▶ [STORED DATA]:

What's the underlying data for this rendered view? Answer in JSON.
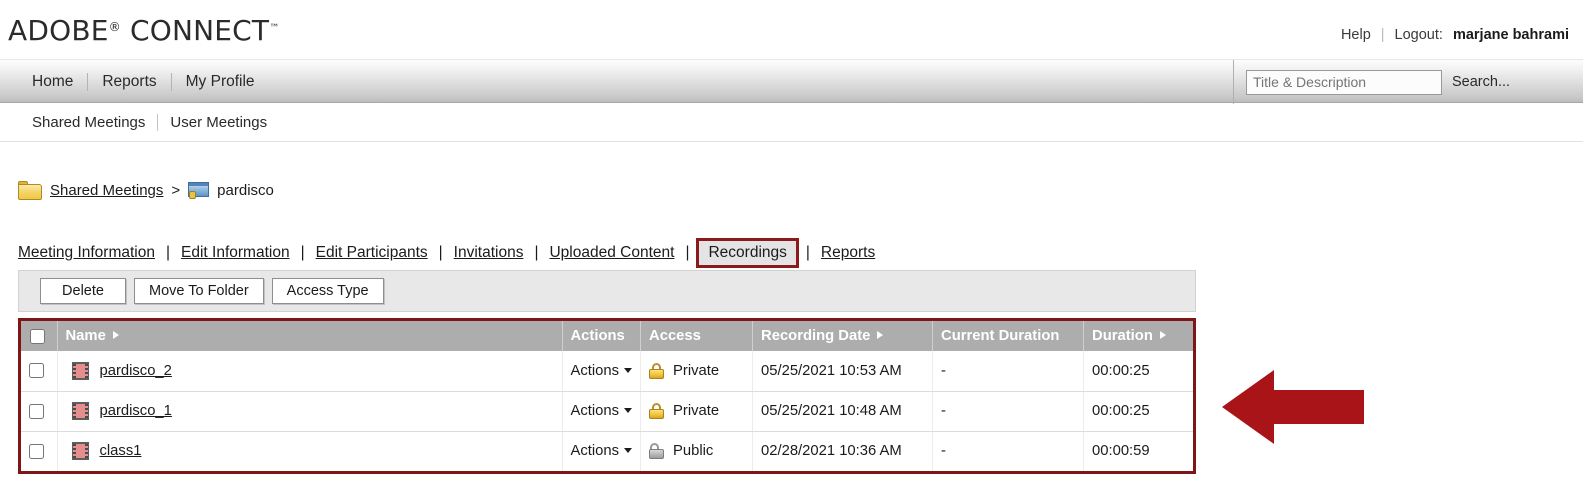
{
  "brand": {
    "name": "ADOBE",
    "registered": "®",
    "product": "CONNECT",
    "trademark": "™"
  },
  "header": {
    "help_label": "Help",
    "separator": "|",
    "logout_label": "Logout:",
    "user_name": "marjane bahrami"
  },
  "navbar": {
    "items": [
      {
        "label": "Home",
        "name": "nav-home"
      },
      {
        "label": "Reports",
        "name": "nav-reports"
      },
      {
        "label": "My Profile",
        "name": "nav-my-profile"
      }
    ],
    "search": {
      "placeholder": "Title & Description",
      "value": "",
      "button_label": "Search..."
    }
  },
  "subnav": {
    "items": [
      {
        "label": "Shared Meetings"
      },
      {
        "label": "User Meetings"
      }
    ]
  },
  "breadcrumb": {
    "folder_icon": "folder-icon",
    "root_label": "Shared Meetings",
    "separator": ">",
    "meeting_icon": "meeting-icon",
    "current_label": "pardisco"
  },
  "tabs": {
    "items": [
      {
        "label": "Meeting Information",
        "active": false
      },
      {
        "label": "Edit Information",
        "active": false
      },
      {
        "label": "Edit Participants",
        "active": false
      },
      {
        "label": "Invitations",
        "active": false
      },
      {
        "label": "Uploaded Content",
        "active": false
      },
      {
        "label": "Recordings",
        "active": true
      },
      {
        "label": "Reports",
        "active": false
      }
    ],
    "pipe": "|",
    "highlight_color": "#8b1a1a"
  },
  "toolbar": {
    "delete_label": "Delete",
    "move_to_folder_label": "Move To Folder",
    "access_type_label": "Access Type"
  },
  "table": {
    "border_color": "#7e1618",
    "header_bg": "#adadad",
    "columns": [
      {
        "key": "checkbox",
        "label": "",
        "sortable": false
      },
      {
        "key": "name",
        "label": "Name",
        "sortable": true
      },
      {
        "key": "actions",
        "label": "Actions",
        "sortable": false
      },
      {
        "key": "access",
        "label": "Access",
        "sortable": false
      },
      {
        "key": "recording_date",
        "label": "Recording Date",
        "sortable": true
      },
      {
        "key": "current_duration",
        "label": "Current Duration",
        "sortable": false
      },
      {
        "key": "duration",
        "label": "Duration",
        "sortable": true
      }
    ],
    "rows": [
      {
        "checked": false,
        "icon": "recording-film-icon",
        "name": "pardisco_2",
        "actions_label": "Actions",
        "access": "Private",
        "access_icon": "lock-closed-icon",
        "recording_date": "05/25/2021 10:53 AM",
        "current_duration": "-",
        "duration": "00:00:25"
      },
      {
        "checked": false,
        "icon": "recording-film-icon",
        "name": "pardisco_1",
        "actions_label": "Actions",
        "access": "Private",
        "access_icon": "lock-closed-icon",
        "recording_date": "05/25/2021 10:48 AM",
        "current_duration": "-",
        "duration": "00:00:25"
      },
      {
        "checked": false,
        "icon": "recording-film-icon",
        "name": "class1",
        "actions_label": "Actions",
        "access": "Public",
        "access_icon": "lock-open-icon",
        "recording_date": "02/28/2021 10:36 AM",
        "current_duration": "-",
        "duration": "00:00:59"
      }
    ]
  },
  "annotation": {
    "arrow": {
      "name": "left-pointing-arrow-annotation",
      "direction": "left",
      "color": "#a91418"
    }
  }
}
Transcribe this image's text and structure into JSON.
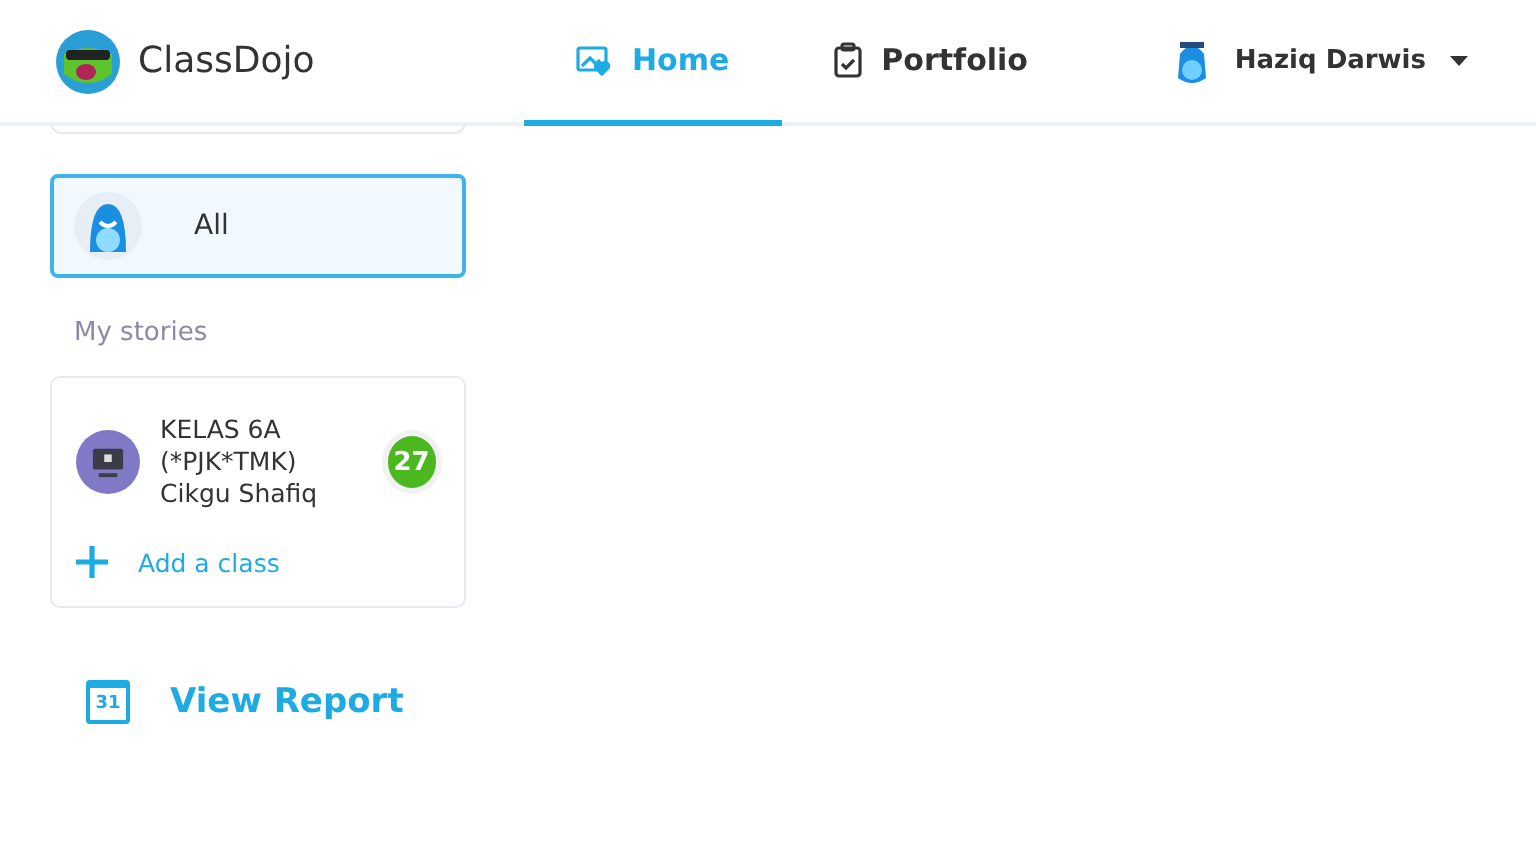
{
  "brand": {
    "name": "ClassDojo"
  },
  "tabs": [
    {
      "label": "Home",
      "kind": "gallery",
      "selected": true
    },
    {
      "label": "Portfolio",
      "kind": "portfolio",
      "selected": false
    }
  ],
  "user": {
    "name": "Haziq Darwis"
  },
  "filter": {
    "label": "All",
    "selected": true
  },
  "stories_heading": "My stories",
  "classes": [
    {
      "name": "KELAS 6A (*PJK*TMK) Cikgu Shafiq",
      "count": "27"
    }
  ],
  "add_class": "Add a class",
  "report": {
    "label": "View Report",
    "calendar_day": "31"
  }
}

▶ [WHAT THIS TASK INVOLVES]:
Write out every entry again word for word, without any of the pictures.

▶ [RESPONSE FOR THIS EXERCISE]:
What's the underlying data for this rendered view? Answer in JSON.
{
  "brand": {
    "name": "ADOBE",
    "registered": "®",
    "product": "CONNECT",
    "trademark": "™"
  },
  "header": {
    "help_label": "Help",
    "separator": "|",
    "logout_label": "Logout:",
    "user_name": "marjane bahrami"
  },
  "navbar": {
    "items": [
      {
        "label": "Home",
        "name": "nav-home"
      },
      {
        "label": "Reports",
        "name": "nav-reports"
      },
      {
        "label": "My Profile",
        "name": "nav-my-profile"
      }
    ],
    "search": {
      "placeholder": "Title & Description",
      "value": "",
      "button_label": "Search..."
    }
  },
  "subnav": {
    "items": [
      {
        "label": "Shared Meetings"
      },
      {
        "label": "User Meetings"
      }
    ]
  },
  "breadcrumb": {
    "folder_icon": "folder-icon",
    "root_label": "Shared Meetings",
    "separator": ">",
    "meeting_icon": "meeting-icon",
    "current_label": "pardisco"
  },
  "tabs": {
    "items": [
      {
        "label": "Meeting Information",
        "active": false
      },
      {
        "label": "Edit Information",
        "active": false
      },
      {
        "label": "Edit Participants",
        "active": false
      },
      {
        "label": "Invitations",
        "active": false
      },
      {
        "label": "Uploaded Content",
        "active": false
      },
      {
        "label": "Recordings",
        "active": true
      },
      {
        "label": "Reports",
        "active": false
      }
    ],
    "pipe": "|",
    "highlight_color": "#8b1a1a"
  },
  "toolbar": {
    "delete_label": "Delete",
    "move_to_folder_label": "Move To Folder",
    "access_type_label": "Access Type"
  },
  "table": {
    "border_color": "#7e1618",
    "header_bg": "#adadad",
    "columns": [
      {
        "key": "checkbox",
        "label": "",
        "sortable": false
      },
      {
        "key": "name",
        "label": "Name",
        "sortable": true
      },
      {
        "key": "actions",
        "label": "Actions",
        "sortable": false
      },
      {
        "key": "access",
        "label": "Access",
        "sortable": false
      },
      {
        "key": "recording_date",
        "label": "Recording Date",
        "sortable": true
      },
      {
        "key": "current_duration",
        "label": "Current Duration",
        "sortable": false
      },
      {
        "key": "duration",
        "label": "Duration",
        "sortable": true
      }
    ],
    "rows": [
      {
        "checked": false,
        "icon": "recording-film-icon",
        "name": "pardisco_2",
        "actions_label": "Actions",
        "access": "Private",
        "access_icon": "lock-closed-icon",
        "recording_date": "05/25/2021 10:53 AM",
        "current_duration": "-",
        "duration": "00:00:25"
      },
      {
        "checked": false,
        "icon": "recording-film-icon",
        "name": "pardisco_1",
        "actions_label": "Actions",
        "access": "Private",
        "access_icon": "lock-closed-icon",
        "recording_date": "05/25/2021 10:48 AM",
        "current_duration": "-",
        "duration": "00:00:25"
      },
      {
        "checked": false,
        "icon": "recording-film-icon",
        "name": "class1",
        "actions_label": "Actions",
        "access": "Public",
        "access_icon": "lock-open-icon",
        "recording_date": "02/28/2021 10:36 AM",
        "current_duration": "-",
        "duration": "00:00:59"
      }
    ]
  },
  "annotation": {
    "arrow": {
      "name": "left-pointing-arrow-annotation",
      "direction": "left",
      "color": "#a91418"
    }
  }
}
Transcribe this image's text and structure into JSON.
{
  "brand": {
    "name": "ClassDojo"
  },
  "tabs": [
    {
      "label": "Home",
      "kind": "gallery",
      "selected": true
    },
    {
      "label": "Portfolio",
      "kind": "portfolio",
      "selected": false
    }
  ],
  "user": {
    "name": "Haziq Darwis"
  },
  "filter": {
    "label": "All",
    "selected": true
  },
  "stories_heading": "My stories",
  "classes": [
    {
      "name": "KELAS 6A (*PJK*TMK) Cikgu Shafiq",
      "count": "27"
    }
  ],
  "add_class": "Add a class",
  "report": {
    "label": "View Report",
    "calendar_day": "31"
  }
}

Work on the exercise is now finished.